- _Goal of the exercise_: Set all the material down again unchanged, without the pictures.

- _Data records_:
---+---

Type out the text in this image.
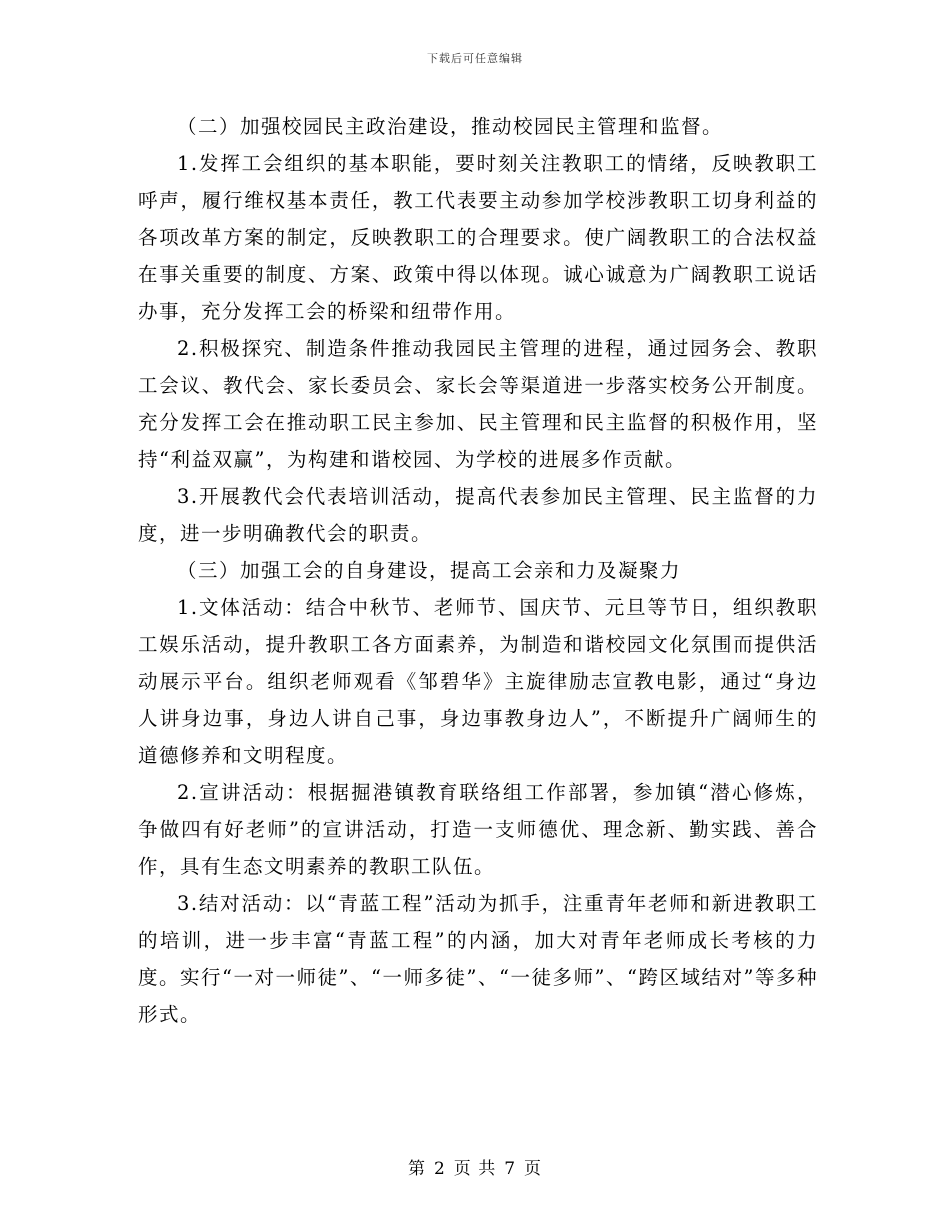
下载后可任意编辑

（二）加强校园民主政治建设，推动校园民主管理和监督。

1.发挥工会组织的基本职能，要时刻关注教职工的情绪，反映教职工呼声，履行维权基本责任，教工代表要主动参加学校涉教职工切身利益的各项改革方案的制定，反映教职工的合理要求。使广阔教职工的合法权益在事关重要的制度、方案、政策中得以体现。诚心诚意为广阔教职工说话办事，充分发挥工会的桥梁和纽带作用。

2.积极探究、制造条件推动我园民主管理的进程，通过园务会、教职工会议、教代会、家长委员会、家长会等渠道进一步落实校务公开制度。充分发挥工会在推动职工民主参加、民主管理和民主监督的积极作用，坚持“利益双赢”，为构建和谐校园、为学校的进展多作贡献。

3.开展教代会代表培训活动，提高代表参加民主管理、民主监督的力度，进一步明确教代会的职责。

（三）加强工会的自身建设，提高工会亲和力及凝聚力

1.文体活动：结合中秋节、老师节、国庆节、元旦等节日，组织教职工娱乐活动，提升教职工各方面素养，为制造和谐校园文化氛围而提供活动展示平台。组织老师观看《邹碧华》主旋律励志宣教电影，通过“身边人讲身边事，身边人讲自己事，身边事教身边人”，不断提升广阔师生的道德修养和文明程度。

2.宣讲活动：根据掘港镇教育联络组工作部署，参加镇“潜心修炼，争做四有好老师”的宣讲活动，打造一支师德优、理念新、勤实践、善合作，具有生态文明素养的教职工队伍。

3.结对活动：以“青蓝工程”活动为抓手，注重青年老师和新进教职工的培训，进一步丰富“青蓝工程”的内涵，加大对青年老师成长考核的力度。实行“一对一师徒”、“一师多徒”、“一徒多师”、“跨区域结对”等多种形式。

第 2 页 共 7 页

---+---

- _Result for this task_:
Type out the text in this image.
下载后可任意编辑

（二）加强校园民主政治建设，推动校园民主管理和监督。

1.发挥工会组织的基本职能，要时刻关注教职工的情绪，反映教职工呼声，履行维权基本责任，教工代表要主动参加学校涉教职工切身利益的各项改革方案的制定，反映教职工的合理要求。使广阔教职工的合法权益在事关重要的制度、方案、政策中得以体现。诚心诚意为广阔教职工说话办事，充分发挥工会的桥梁和纽带作用。

2.积极探究、制造条件推动我园民主管理的进程，通过园务会、教职工会议、教代会、家长委员会、家长会等渠道进一步落实校务公开制度。充分发挥工会在推动职工民主参加、民主管理和民主监督的积极作用，坚持“利益双赢”，为构建和谐校园、为学校的进展多作贡献。

3.开展教代会代表培训活动，提高代表参加民主管理、民主监督的力度，进一步明确教代会的职责。

（三）加强工会的自身建设，提高工会亲和力及凝聚力

1.文体活动：结合中秋节、老师节、国庆节、元旦等节日，组织教职工娱乐活动，提升教职工各方面素养，为制造和谐校园文化氛围而提供活动展示平台。组织老师观看《邹碧华》主旋律励志宣教电影，通过“身边人讲身边事，身边人讲自己事，身边事教身边人”，不断提升广阔师生的道德修养和文明程度。

2.宣讲活动：根据掘港镇教育联络组工作部署，参加镇“潜心修炼，争做四有好老师”的宣讲活动，打造一支师德优、理念新、勤实践、善合作，具有生态文明素养的教职工队伍。

3.结对活动：以“青蓝工程”活动为抓手，注重青年老师和新进教职工的培训，进一步丰富“青蓝工程”的内涵，加大对青年老师成长考核的力度。实行“一对一师徒”、“一师多徒”、“一徒多师”、“跨区域结对”等多种形式。

第 2 页 共 7 页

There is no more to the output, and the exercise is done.